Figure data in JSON
════════════════

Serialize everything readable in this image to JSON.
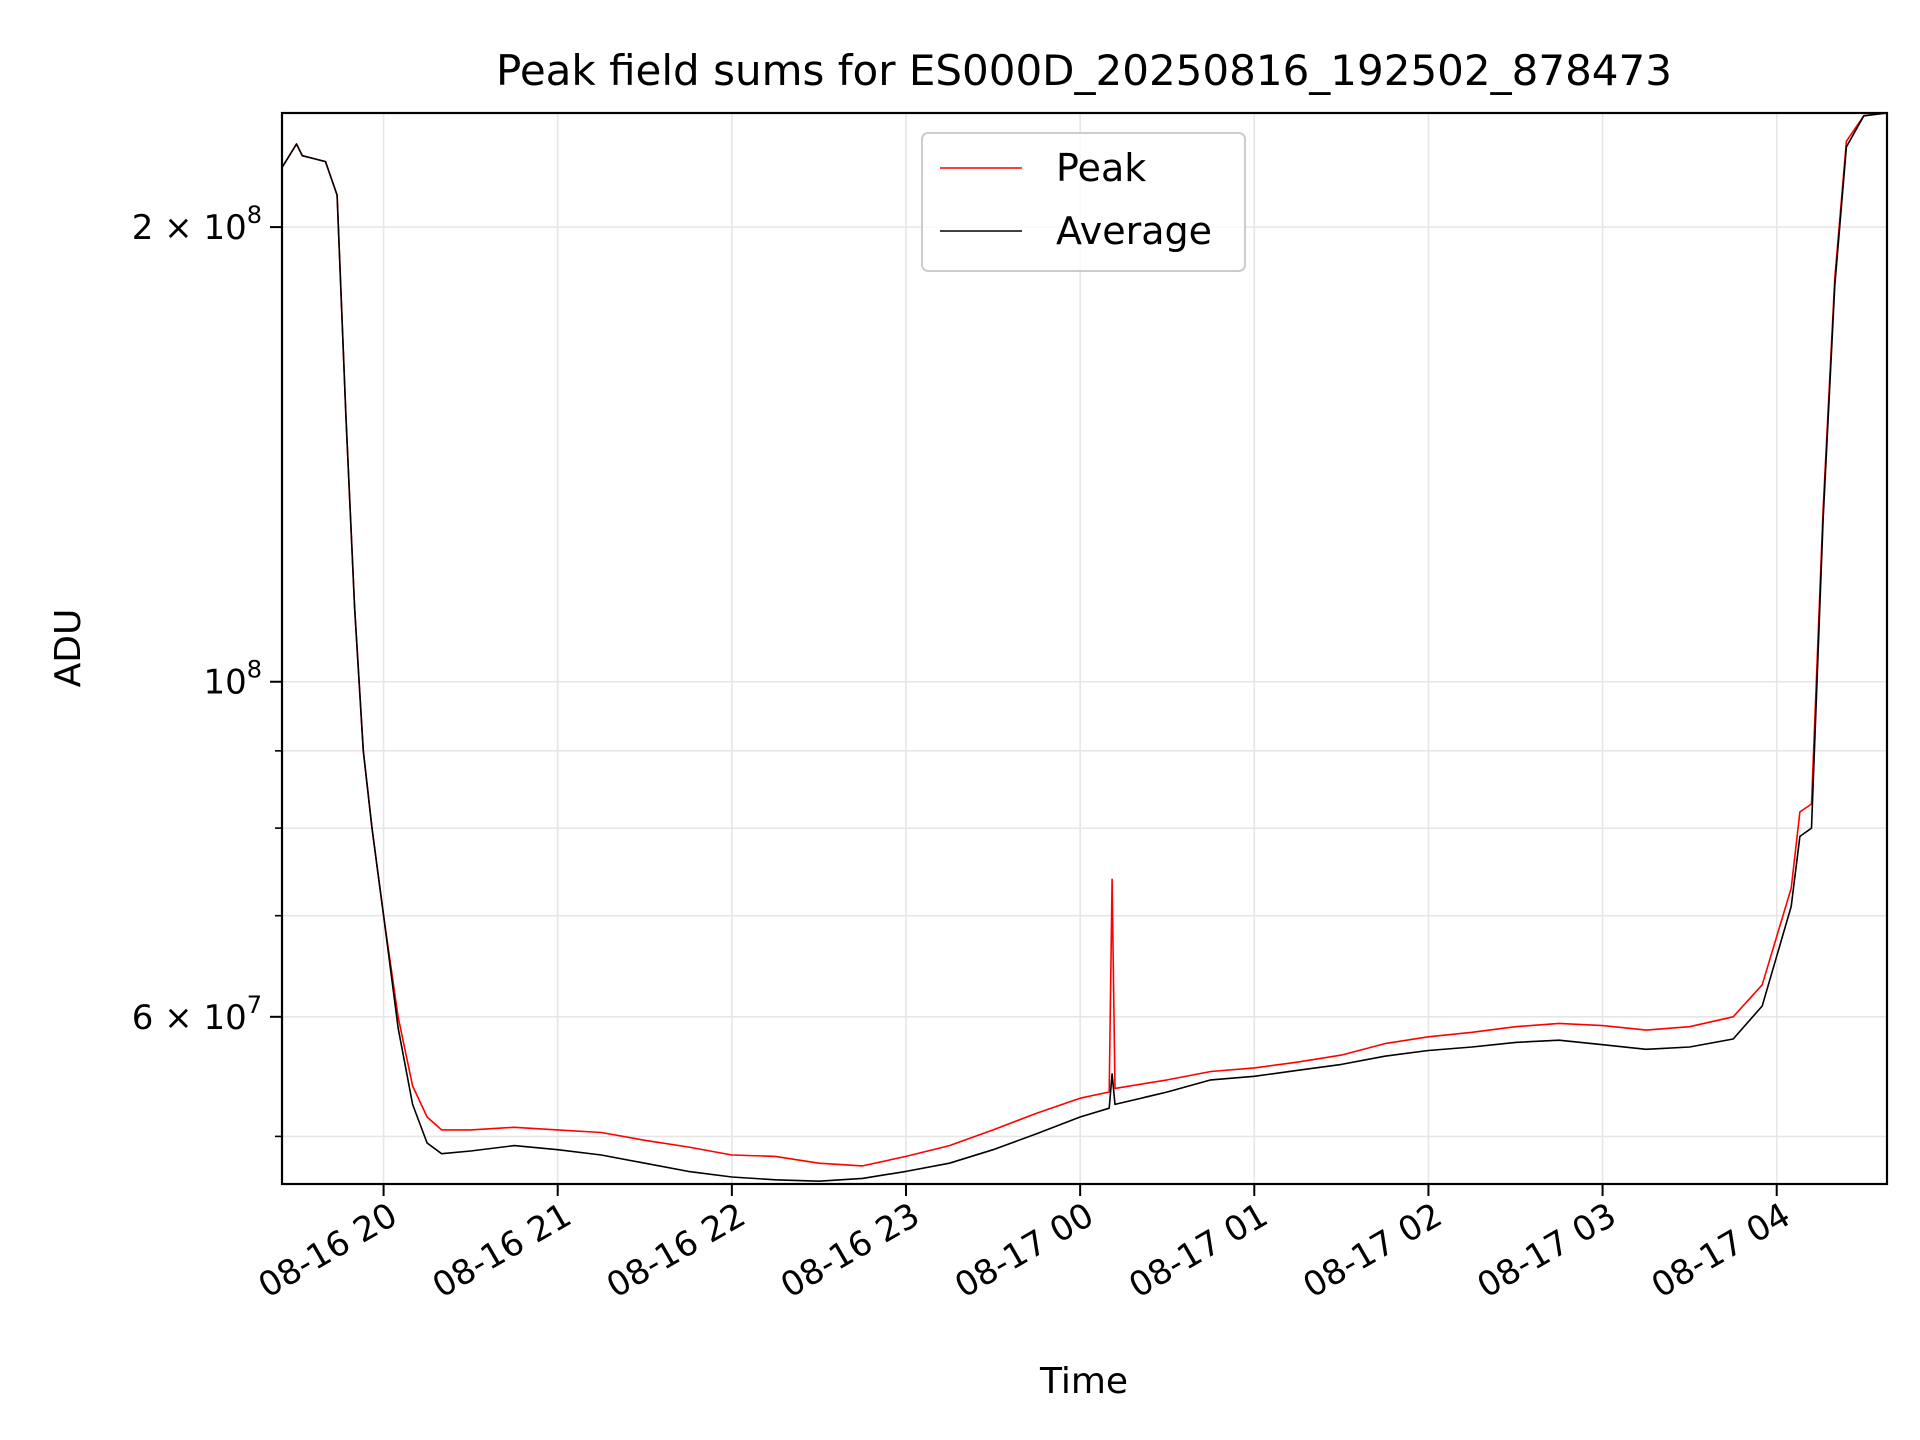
{
  "chart_data": {
    "type": "line",
    "title": "Peak field sums for ES000D_20250816_192502_878473",
    "xlabel": "Time",
    "ylabel": "ADU",
    "yscale": "log",
    "grid": true,
    "legend_position": "top-center",
    "xlim": [
      "2025-08-16 19:25",
      "2025-08-17 04:38"
    ],
    "ylim": [
      46500000,
      238000000
    ],
    "x_ticks": [
      {
        "value": "2025-08-16 20:00",
        "label": "08-16 20"
      },
      {
        "value": "2025-08-16 21:00",
        "label": "08-16 21"
      },
      {
        "value": "2025-08-16 22:00",
        "label": "08-16 22"
      },
      {
        "value": "2025-08-16 23:00",
        "label": "08-16 23"
      },
      {
        "value": "2025-08-17 00:00",
        "label": "08-17 00"
      },
      {
        "value": "2025-08-17 01:00",
        "label": "08-17 01"
      },
      {
        "value": "2025-08-17 02:00",
        "label": "08-17 02"
      },
      {
        "value": "2025-08-17 03:00",
        "label": "08-17 03"
      },
      {
        "value": "2025-08-17 04:00",
        "label": "08-17 04"
      }
    ],
    "y_ticks": [
      {
        "value": 200000000,
        "base": "2 × 10",
        "exp": "8"
      },
      {
        "value": 100000000,
        "base": "10",
        "exp": "8"
      },
      {
        "value": 60000000,
        "base": "6 × 10",
        "exp": "7"
      }
    ],
    "y_minor_ticks": [
      50000000,
      70000000,
      80000000,
      90000000
    ],
    "series": [
      {
        "name": "Peak",
        "color": "#ff0000",
        "x": [
          "2025-08-16 19:25",
          "2025-08-16 19:30",
          "2025-08-16 19:32",
          "2025-08-16 19:36",
          "2025-08-16 19:40",
          "2025-08-16 19:44",
          "2025-08-16 19:47",
          "2025-08-16 19:50",
          "2025-08-16 19:53",
          "2025-08-16 19:56",
          "2025-08-16 20:00",
          "2025-08-16 20:05",
          "2025-08-16 20:10",
          "2025-08-16 20:15",
          "2025-08-16 20:20",
          "2025-08-16 20:30",
          "2025-08-16 20:45",
          "2025-08-16 21:00",
          "2025-08-16 21:15",
          "2025-08-16 21:30",
          "2025-08-16 21:45",
          "2025-08-16 22:00",
          "2025-08-16 22:15",
          "2025-08-16 22:30",
          "2025-08-16 22:45",
          "2025-08-16 23:00",
          "2025-08-16 23:15",
          "2025-08-16 23:30",
          "2025-08-16 23:45",
          "2025-08-17 00:00",
          "2025-08-17 00:10",
          "2025-08-17 00:11",
          "2025-08-17 00:12",
          "2025-08-17 00:30",
          "2025-08-17 00:45",
          "2025-08-17 01:00",
          "2025-08-17 01:15",
          "2025-08-17 01:30",
          "2025-08-17 01:45",
          "2025-08-17 02:00",
          "2025-08-17 02:15",
          "2025-08-17 02:30",
          "2025-08-17 02:45",
          "2025-08-17 03:00",
          "2025-08-17 03:15",
          "2025-08-17 03:30",
          "2025-08-17 03:45",
          "2025-08-17 03:55",
          "2025-08-17 04:05",
          "2025-08-17 04:08",
          "2025-08-17 04:12",
          "2025-08-17 04:16",
          "2025-08-17 04:20",
          "2025-08-17 04:24",
          "2025-08-17 04:30",
          "2025-08-17 04:38"
        ],
        "y": [
          219000000,
          227000000,
          223000000,
          222000000,
          221000000,
          210000000,
          150000000,
          112000000,
          90000000,
          80000000,
          70000000,
          60000000,
          54000000,
          51500000,
          50500000,
          50500000,
          50700000,
          50500000,
          50300000,
          49700000,
          49200000,
          48600000,
          48500000,
          48000000,
          47800000,
          48500000,
          49300000,
          50500000,
          51800000,
          53000000,
          53500000,
          74000000,
          53800000,
          54500000,
          55200000,
          55500000,
          56000000,
          56600000,
          57600000,
          58200000,
          58600000,
          59100000,
          59400000,
          59200000,
          58800000,
          59100000,
          60000000,
          63000000,
          73000000,
          82000000,
          83000000,
          130000000,
          185000000,
          228000000,
          237000000,
          238000000
        ]
      },
      {
        "name": "Average",
        "color": "#000000",
        "x": [
          "2025-08-16 19:25",
          "2025-08-16 19:30",
          "2025-08-16 19:32",
          "2025-08-16 19:36",
          "2025-08-16 19:40",
          "2025-08-16 19:44",
          "2025-08-16 19:47",
          "2025-08-16 19:50",
          "2025-08-16 19:53",
          "2025-08-16 19:56",
          "2025-08-16 20:00",
          "2025-08-16 20:05",
          "2025-08-16 20:10",
          "2025-08-16 20:15",
          "2025-08-16 20:20",
          "2025-08-16 20:30",
          "2025-08-16 20:45",
          "2025-08-16 21:00",
          "2025-08-16 21:15",
          "2025-08-16 21:30",
          "2025-08-16 21:45",
          "2025-08-16 22:00",
          "2025-08-16 22:15",
          "2025-08-16 22:30",
          "2025-08-16 22:45",
          "2025-08-16 23:00",
          "2025-08-16 23:15",
          "2025-08-16 23:30",
          "2025-08-16 23:45",
          "2025-08-17 00:00",
          "2025-08-17 00:10",
          "2025-08-17 00:11",
          "2025-08-17 00:12",
          "2025-08-17 00:30",
          "2025-08-17 00:45",
          "2025-08-17 01:00",
          "2025-08-17 01:15",
          "2025-08-17 01:30",
          "2025-08-17 01:45",
          "2025-08-17 02:00",
          "2025-08-17 02:15",
          "2025-08-17 02:30",
          "2025-08-17 02:45",
          "2025-08-17 03:00",
          "2025-08-17 03:15",
          "2025-08-17 03:30",
          "2025-08-17 03:45",
          "2025-08-17 03:55",
          "2025-08-17 04:05",
          "2025-08-17 04:08",
          "2025-08-17 04:12",
          "2025-08-17 04:16",
          "2025-08-17 04:20",
          "2025-08-17 04:24",
          "2025-08-17 04:30",
          "2025-08-17 04:38"
        ],
        "y": [
          219000000,
          227000000,
          223000000,
          222000000,
          221000000,
          210000000,
          150000000,
          112000000,
          90000000,
          80000000,
          70000000,
          59000000,
          52500000,
          49500000,
          48700000,
          48900000,
          49300000,
          49000000,
          48600000,
          48000000,
          47400000,
          47000000,
          46800000,
          46700000,
          46900000,
          47400000,
          48000000,
          49000000,
          50200000,
          51500000,
          52200000,
          55000000,
          52500000,
          53500000,
          54500000,
          54800000,
          55300000,
          55800000,
          56500000,
          57000000,
          57300000,
          57700000,
          57900000,
          57500000,
          57100000,
          57300000,
          58000000,
          61000000,
          71000000,
          79000000,
          80000000,
          128000000,
          183000000,
          226000000,
          237000000,
          238000000
        ]
      }
    ]
  }
}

════════════════

**GIVEN EXERCISE**
Retype the whole listing, keeping every line identical and omitting all pictures.

**OUTPUT**
Serialize everything readable in this image to JSON.
{
  "chart_data": {
    "type": "line",
    "title": "Peak field sums for ES000D_20250816_192502_878473",
    "xlabel": "Time",
    "ylabel": "ADU",
    "yscale": "log",
    "grid": true,
    "legend_position": "top-center",
    "xlim": [
      "2025-08-16 19:25",
      "2025-08-17 04:38"
    ],
    "ylim": [
      46500000,
      238000000
    ],
    "x_ticks": [
      {
        "value": "2025-08-16 20:00",
        "label": "08-16 20"
      },
      {
        "value": "2025-08-16 21:00",
        "label": "08-16 21"
      },
      {
        "value": "2025-08-16 22:00",
        "label": "08-16 22"
      },
      {
        "value": "2025-08-16 23:00",
        "label": "08-16 23"
      },
      {
        "value": "2025-08-17 00:00",
        "label": "08-17 00"
      },
      {
        "value": "2025-08-17 01:00",
        "label": "08-17 01"
      },
      {
        "value": "2025-08-17 02:00",
        "label": "08-17 02"
      },
      {
        "value": "2025-08-17 03:00",
        "label": "08-17 03"
      },
      {
        "value": "2025-08-17 04:00",
        "label": "08-17 04"
      }
    ],
    "y_ticks": [
      {
        "value": 200000000,
        "base": "2 × 10",
        "exp": "8"
      },
      {
        "value": 100000000,
        "base": "10",
        "exp": "8"
      },
      {
        "value": 60000000,
        "base": "6 × 10",
        "exp": "7"
      }
    ],
    "y_minor_ticks": [
      50000000,
      70000000,
      80000000,
      90000000
    ],
    "series": [
      {
        "name": "Peak",
        "color": "#ff0000",
        "x": [
          "2025-08-16 19:25",
          "2025-08-16 19:30",
          "2025-08-16 19:32",
          "2025-08-16 19:36",
          "2025-08-16 19:40",
          "2025-08-16 19:44",
          "2025-08-16 19:47",
          "2025-08-16 19:50",
          "2025-08-16 19:53",
          "2025-08-16 19:56",
          "2025-08-16 20:00",
          "2025-08-16 20:05",
          "2025-08-16 20:10",
          "2025-08-16 20:15",
          "2025-08-16 20:20",
          "2025-08-16 20:30",
          "2025-08-16 20:45",
          "2025-08-16 21:00",
          "2025-08-16 21:15",
          "2025-08-16 21:30",
          "2025-08-16 21:45",
          "2025-08-16 22:00",
          "2025-08-16 22:15",
          "2025-08-16 22:30",
          "2025-08-16 22:45",
          "2025-08-16 23:00",
          "2025-08-16 23:15",
          "2025-08-16 23:30",
          "2025-08-16 23:45",
          "2025-08-17 00:00",
          "2025-08-17 00:10",
          "2025-08-17 00:11",
          "2025-08-17 00:12",
          "2025-08-17 00:30",
          "2025-08-17 00:45",
          "2025-08-17 01:00",
          "2025-08-17 01:15",
          "2025-08-17 01:30",
          "2025-08-17 01:45",
          "2025-08-17 02:00",
          "2025-08-17 02:15",
          "2025-08-17 02:30",
          "2025-08-17 02:45",
          "2025-08-17 03:00",
          "2025-08-17 03:15",
          "2025-08-17 03:30",
          "2025-08-17 03:45",
          "2025-08-17 03:55",
          "2025-08-17 04:05",
          "2025-08-17 04:08",
          "2025-08-17 04:12",
          "2025-08-17 04:16",
          "2025-08-17 04:20",
          "2025-08-17 04:24",
          "2025-08-17 04:30",
          "2025-08-17 04:38"
        ],
        "y": [
          219000000,
          227000000,
          223000000,
          222000000,
          221000000,
          210000000,
          150000000,
          112000000,
          90000000,
          80000000,
          70000000,
          60000000,
          54000000,
          51500000,
          50500000,
          50500000,
          50700000,
          50500000,
          50300000,
          49700000,
          49200000,
          48600000,
          48500000,
          48000000,
          47800000,
          48500000,
          49300000,
          50500000,
          51800000,
          53000000,
          53500000,
          74000000,
          53800000,
          54500000,
          55200000,
          55500000,
          56000000,
          56600000,
          57600000,
          58200000,
          58600000,
          59100000,
          59400000,
          59200000,
          58800000,
          59100000,
          60000000,
          63000000,
          73000000,
          82000000,
          83000000,
          130000000,
          185000000,
          228000000,
          237000000,
          238000000
        ]
      },
      {
        "name": "Average",
        "color": "#000000",
        "x": [
          "2025-08-16 19:25",
          "2025-08-16 19:30",
          "2025-08-16 19:32",
          "2025-08-16 19:36",
          "2025-08-16 19:40",
          "2025-08-16 19:44",
          "2025-08-16 19:47",
          "2025-08-16 19:50",
          "2025-08-16 19:53",
          "2025-08-16 19:56",
          "2025-08-16 20:00",
          "2025-08-16 20:05",
          "2025-08-16 20:10",
          "2025-08-16 20:15",
          "2025-08-16 20:20",
          "2025-08-16 20:30",
          "2025-08-16 20:45",
          "2025-08-16 21:00",
          "2025-08-16 21:15",
          "2025-08-16 21:30",
          "2025-08-16 21:45",
          "2025-08-16 22:00",
          "2025-08-16 22:15",
          "2025-08-16 22:30",
          "2025-08-16 22:45",
          "2025-08-16 23:00",
          "2025-08-16 23:15",
          "2025-08-16 23:30",
          "2025-08-16 23:45",
          "2025-08-17 00:00",
          "2025-08-17 00:10",
          "2025-08-17 00:11",
          "2025-08-17 00:12",
          "2025-08-17 00:30",
          "2025-08-17 00:45",
          "2025-08-17 01:00",
          "2025-08-17 01:15",
          "2025-08-17 01:30",
          "2025-08-17 01:45",
          "2025-08-17 02:00",
          "2025-08-17 02:15",
          "2025-08-17 02:30",
          "2025-08-17 02:45",
          "2025-08-17 03:00",
          "2025-08-17 03:15",
          "2025-08-17 03:30",
          "2025-08-17 03:45",
          "2025-08-17 03:55",
          "2025-08-17 04:05",
          "2025-08-17 04:08",
          "2025-08-17 04:12",
          "2025-08-17 04:16",
          "2025-08-17 04:20",
          "2025-08-17 04:24",
          "2025-08-17 04:30",
          "2025-08-17 04:38"
        ],
        "y": [
          219000000,
          227000000,
          223000000,
          222000000,
          221000000,
          210000000,
          150000000,
          112000000,
          90000000,
          80000000,
          70000000,
          59000000,
          52500000,
          49500000,
          48700000,
          48900000,
          49300000,
          49000000,
          48600000,
          48000000,
          47400000,
          47000000,
          46800000,
          46700000,
          46900000,
          47400000,
          48000000,
          49000000,
          50200000,
          51500000,
          52200000,
          55000000,
          52500000,
          53500000,
          54500000,
          54800000,
          55300000,
          55800000,
          56500000,
          57000000,
          57300000,
          57700000,
          57900000,
          57500000,
          57100000,
          57300000,
          58000000,
          61000000,
          71000000,
          79000000,
          80000000,
          128000000,
          183000000,
          226000000,
          237000000,
          238000000
        ]
      }
    ]
  }
}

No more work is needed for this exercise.